-- start THE RECORDS --

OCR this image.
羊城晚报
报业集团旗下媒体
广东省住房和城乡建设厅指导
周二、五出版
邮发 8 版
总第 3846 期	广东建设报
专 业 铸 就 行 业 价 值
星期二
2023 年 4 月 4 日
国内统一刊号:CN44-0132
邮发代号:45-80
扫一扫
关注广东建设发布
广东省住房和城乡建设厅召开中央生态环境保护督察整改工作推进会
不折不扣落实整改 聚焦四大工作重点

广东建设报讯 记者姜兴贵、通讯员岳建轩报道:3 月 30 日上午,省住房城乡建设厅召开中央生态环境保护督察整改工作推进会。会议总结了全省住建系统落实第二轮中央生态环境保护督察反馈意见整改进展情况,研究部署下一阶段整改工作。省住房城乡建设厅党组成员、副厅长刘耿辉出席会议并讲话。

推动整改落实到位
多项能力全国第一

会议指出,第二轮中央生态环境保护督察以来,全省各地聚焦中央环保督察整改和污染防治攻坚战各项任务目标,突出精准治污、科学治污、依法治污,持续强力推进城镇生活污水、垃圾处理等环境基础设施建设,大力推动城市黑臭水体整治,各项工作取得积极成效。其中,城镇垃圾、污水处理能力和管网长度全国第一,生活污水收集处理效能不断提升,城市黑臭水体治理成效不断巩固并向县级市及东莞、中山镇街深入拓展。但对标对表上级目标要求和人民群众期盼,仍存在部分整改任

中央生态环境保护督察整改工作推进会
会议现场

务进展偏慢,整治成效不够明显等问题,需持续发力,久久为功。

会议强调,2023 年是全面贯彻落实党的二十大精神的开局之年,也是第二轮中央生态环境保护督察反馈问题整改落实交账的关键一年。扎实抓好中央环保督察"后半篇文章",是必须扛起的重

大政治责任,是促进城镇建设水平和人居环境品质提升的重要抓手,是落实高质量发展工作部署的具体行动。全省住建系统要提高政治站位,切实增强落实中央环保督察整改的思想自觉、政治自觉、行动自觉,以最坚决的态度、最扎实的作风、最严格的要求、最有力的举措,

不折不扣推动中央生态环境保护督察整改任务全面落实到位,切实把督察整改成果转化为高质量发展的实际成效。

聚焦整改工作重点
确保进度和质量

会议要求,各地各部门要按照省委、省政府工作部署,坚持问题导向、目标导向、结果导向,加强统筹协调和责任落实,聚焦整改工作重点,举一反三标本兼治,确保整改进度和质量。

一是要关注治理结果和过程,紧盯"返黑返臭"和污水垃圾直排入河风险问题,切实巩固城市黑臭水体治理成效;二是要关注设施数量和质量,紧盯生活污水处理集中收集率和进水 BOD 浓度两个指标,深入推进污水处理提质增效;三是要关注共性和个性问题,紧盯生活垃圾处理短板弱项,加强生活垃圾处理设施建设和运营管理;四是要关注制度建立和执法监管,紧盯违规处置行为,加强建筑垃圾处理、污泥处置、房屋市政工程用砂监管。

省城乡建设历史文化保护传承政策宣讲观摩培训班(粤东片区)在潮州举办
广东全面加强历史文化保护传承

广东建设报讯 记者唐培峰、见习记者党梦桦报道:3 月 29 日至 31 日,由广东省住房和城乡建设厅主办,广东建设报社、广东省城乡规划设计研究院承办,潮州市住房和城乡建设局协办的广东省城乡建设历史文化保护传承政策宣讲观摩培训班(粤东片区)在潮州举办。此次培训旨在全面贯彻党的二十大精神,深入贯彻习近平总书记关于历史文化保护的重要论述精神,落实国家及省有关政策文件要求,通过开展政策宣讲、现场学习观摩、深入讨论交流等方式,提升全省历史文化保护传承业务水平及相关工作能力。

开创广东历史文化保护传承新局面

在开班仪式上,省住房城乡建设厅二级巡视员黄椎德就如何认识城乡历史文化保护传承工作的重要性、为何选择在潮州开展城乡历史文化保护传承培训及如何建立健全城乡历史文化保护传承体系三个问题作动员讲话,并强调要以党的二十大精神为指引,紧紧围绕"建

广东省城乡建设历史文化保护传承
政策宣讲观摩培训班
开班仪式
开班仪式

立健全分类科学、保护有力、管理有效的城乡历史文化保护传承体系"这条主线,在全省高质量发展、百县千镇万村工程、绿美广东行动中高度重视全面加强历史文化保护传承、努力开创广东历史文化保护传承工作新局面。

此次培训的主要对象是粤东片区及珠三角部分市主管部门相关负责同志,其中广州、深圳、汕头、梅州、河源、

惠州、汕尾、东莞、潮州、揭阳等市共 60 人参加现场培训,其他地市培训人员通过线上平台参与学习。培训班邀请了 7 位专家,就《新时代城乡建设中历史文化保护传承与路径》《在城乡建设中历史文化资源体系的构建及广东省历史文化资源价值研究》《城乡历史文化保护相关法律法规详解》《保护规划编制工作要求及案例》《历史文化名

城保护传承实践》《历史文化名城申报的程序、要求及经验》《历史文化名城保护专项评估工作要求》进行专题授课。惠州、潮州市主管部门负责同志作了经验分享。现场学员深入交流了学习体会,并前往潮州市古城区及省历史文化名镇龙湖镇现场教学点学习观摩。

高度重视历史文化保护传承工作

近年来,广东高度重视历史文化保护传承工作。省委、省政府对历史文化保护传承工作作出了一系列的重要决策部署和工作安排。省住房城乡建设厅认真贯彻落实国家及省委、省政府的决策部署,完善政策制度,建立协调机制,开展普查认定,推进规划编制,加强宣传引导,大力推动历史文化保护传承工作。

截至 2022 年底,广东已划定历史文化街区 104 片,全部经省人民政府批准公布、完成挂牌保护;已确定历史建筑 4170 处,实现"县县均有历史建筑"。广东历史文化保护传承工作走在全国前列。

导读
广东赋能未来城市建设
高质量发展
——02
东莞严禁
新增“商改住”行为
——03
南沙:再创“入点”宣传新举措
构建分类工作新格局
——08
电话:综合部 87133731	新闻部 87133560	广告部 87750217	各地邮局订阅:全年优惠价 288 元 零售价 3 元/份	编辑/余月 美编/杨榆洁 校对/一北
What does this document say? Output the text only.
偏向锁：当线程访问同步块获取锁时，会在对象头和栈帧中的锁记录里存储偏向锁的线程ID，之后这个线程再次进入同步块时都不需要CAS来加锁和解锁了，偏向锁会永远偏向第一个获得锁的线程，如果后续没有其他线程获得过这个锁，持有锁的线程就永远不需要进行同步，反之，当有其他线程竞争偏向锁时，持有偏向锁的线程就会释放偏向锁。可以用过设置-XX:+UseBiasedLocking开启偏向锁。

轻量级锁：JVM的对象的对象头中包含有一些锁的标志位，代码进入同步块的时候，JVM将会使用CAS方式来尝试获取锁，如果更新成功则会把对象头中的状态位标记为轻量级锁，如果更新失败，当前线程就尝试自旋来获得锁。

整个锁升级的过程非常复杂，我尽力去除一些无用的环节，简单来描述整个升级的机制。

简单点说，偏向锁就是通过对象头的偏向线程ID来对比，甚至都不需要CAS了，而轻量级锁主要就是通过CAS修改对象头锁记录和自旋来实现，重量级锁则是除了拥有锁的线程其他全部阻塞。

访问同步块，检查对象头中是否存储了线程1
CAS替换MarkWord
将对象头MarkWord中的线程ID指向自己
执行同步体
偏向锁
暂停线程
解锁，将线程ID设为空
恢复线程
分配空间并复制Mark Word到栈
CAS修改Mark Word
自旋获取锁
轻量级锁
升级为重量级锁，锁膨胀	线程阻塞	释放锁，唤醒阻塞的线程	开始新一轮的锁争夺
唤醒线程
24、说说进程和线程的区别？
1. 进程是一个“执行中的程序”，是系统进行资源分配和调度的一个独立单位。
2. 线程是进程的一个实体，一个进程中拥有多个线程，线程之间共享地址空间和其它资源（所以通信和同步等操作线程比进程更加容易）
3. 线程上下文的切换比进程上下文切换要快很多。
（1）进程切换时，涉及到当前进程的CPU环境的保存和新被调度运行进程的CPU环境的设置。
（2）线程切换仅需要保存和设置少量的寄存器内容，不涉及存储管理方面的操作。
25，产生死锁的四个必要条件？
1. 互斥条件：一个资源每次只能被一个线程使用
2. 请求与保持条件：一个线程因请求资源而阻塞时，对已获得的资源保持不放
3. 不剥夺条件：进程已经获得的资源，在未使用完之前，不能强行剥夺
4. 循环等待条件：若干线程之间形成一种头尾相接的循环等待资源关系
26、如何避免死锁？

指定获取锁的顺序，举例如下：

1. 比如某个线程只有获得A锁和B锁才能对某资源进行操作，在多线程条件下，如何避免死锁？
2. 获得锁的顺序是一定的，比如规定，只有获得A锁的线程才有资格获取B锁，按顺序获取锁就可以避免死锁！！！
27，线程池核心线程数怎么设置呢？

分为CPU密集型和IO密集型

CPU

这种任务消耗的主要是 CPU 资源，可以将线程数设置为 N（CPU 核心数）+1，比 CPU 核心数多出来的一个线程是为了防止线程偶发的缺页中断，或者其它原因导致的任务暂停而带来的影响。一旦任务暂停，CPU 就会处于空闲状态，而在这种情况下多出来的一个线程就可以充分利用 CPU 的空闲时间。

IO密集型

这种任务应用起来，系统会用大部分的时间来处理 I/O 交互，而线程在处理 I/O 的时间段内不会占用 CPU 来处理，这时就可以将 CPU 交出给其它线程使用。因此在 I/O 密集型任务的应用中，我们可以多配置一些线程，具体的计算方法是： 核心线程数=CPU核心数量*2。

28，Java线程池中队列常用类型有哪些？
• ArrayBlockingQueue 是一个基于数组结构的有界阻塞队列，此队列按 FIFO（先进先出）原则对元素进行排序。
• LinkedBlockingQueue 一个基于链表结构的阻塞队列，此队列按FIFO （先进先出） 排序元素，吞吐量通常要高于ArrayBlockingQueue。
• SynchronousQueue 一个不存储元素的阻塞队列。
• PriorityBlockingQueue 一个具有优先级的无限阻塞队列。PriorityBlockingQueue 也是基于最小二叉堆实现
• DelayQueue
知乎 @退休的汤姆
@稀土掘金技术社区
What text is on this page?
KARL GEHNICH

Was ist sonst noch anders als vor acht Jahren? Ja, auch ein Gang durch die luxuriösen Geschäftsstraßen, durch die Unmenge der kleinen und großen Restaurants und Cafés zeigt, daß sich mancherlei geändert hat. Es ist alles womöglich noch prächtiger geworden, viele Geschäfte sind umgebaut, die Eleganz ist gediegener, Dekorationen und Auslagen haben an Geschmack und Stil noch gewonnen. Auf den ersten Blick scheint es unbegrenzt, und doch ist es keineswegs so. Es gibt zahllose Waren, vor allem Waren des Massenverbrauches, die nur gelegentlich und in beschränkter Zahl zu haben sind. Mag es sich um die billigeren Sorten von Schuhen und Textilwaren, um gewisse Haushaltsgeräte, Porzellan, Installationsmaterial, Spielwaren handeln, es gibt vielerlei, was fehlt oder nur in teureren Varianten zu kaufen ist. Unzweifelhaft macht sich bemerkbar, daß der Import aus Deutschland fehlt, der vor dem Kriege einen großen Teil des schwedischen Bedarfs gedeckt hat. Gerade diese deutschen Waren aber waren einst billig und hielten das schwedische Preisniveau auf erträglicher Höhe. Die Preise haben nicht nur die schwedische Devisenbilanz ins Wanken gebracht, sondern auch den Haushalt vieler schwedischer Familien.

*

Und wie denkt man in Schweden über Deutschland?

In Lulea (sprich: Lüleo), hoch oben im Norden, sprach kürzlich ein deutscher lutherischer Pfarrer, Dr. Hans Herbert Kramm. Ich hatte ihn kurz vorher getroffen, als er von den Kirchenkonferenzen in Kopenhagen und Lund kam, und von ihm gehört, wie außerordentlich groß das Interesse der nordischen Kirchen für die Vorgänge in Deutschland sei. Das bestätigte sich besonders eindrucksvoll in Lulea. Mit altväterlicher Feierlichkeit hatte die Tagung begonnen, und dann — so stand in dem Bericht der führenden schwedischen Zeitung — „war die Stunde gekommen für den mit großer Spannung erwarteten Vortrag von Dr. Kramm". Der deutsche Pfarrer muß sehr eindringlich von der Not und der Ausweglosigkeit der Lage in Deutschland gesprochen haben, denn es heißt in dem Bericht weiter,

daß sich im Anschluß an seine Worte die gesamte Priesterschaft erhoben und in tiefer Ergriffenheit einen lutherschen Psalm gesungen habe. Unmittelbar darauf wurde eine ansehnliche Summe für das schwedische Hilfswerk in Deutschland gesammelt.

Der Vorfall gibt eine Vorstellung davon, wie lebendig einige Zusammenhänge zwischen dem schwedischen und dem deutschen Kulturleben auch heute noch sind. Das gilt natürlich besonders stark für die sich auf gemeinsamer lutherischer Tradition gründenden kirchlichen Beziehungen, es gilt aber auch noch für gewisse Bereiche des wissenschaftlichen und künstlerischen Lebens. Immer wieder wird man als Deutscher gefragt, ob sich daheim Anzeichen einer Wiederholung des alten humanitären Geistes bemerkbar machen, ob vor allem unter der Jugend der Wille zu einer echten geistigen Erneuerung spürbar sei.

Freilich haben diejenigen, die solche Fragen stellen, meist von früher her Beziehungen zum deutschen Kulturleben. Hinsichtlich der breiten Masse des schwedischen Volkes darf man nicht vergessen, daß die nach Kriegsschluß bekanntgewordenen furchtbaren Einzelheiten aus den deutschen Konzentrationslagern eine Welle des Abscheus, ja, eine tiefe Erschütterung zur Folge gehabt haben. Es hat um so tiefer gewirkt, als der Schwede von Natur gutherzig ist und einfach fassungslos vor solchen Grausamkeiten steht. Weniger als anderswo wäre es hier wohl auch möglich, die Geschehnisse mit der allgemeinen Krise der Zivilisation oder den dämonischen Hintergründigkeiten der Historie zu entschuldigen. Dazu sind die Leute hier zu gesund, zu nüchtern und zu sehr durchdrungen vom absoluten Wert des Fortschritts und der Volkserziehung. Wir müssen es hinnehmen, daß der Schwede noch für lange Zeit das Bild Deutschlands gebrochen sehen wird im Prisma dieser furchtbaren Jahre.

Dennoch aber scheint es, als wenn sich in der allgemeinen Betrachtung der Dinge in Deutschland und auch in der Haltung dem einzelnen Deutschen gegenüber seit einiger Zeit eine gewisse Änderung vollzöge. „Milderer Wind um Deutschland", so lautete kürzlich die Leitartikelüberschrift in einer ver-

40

-- end THE RECORDS --

_WORK TO BE COMPLETED_
Search the listing for the word "allgemeinen". Copy every line in which it occurs.

_WORKED SOLUTION_
Freilich haben diejenigen, die solche Fragen stellen, meist von früher her Beziehungen zum deutschen Kulturleben. Hinsichtlich der breiten Masse des schwedischen Volkes darf man nicht vergessen, daß die nach Kriegsschluß bekanntgewordenen furchtbaren Einzelheiten aus den deutschen Konzentrationslagern eine Welle des Abscheus, ja, eine tiefe Erschütterung zur Folge gehabt haben. Es hat um so tiefer gewirkt, als der Schwede von Natur gutherzig ist und einfach fassungslos vor solchen Grausamkeiten steht. Weniger als anderswo wäre es hier wohl auch möglich, die Geschehnisse mit der allgemeinen Krise der Zivilisation oder den dämonischen Hintergründigkeiten der Historie zu entschuldigen. Dazu sind die Leute hier zu gesund, zu nüchtern und zu sehr durchdrungen vom absoluten Wert des Fortschritts und der Volkserziehung. Wir müssen es hinnehmen, daß der Schwede noch für lange Zeit das Bild Deutschlands gebrochen sehen wird im Prisma dieser furchtbaren Jahre.
Dennoch aber scheint es, als wenn sich in der allgemeinen Betrachtung der Dinge in Deutschland und auch in der Haltung dem einzelnen Deutschen gegenüber seit einiger Zeit eine gewisse Änderung vollzöge. „Milderer Wind um Deutschland", so lautete kürzlich die Leitartikelüberschrift in einer ver-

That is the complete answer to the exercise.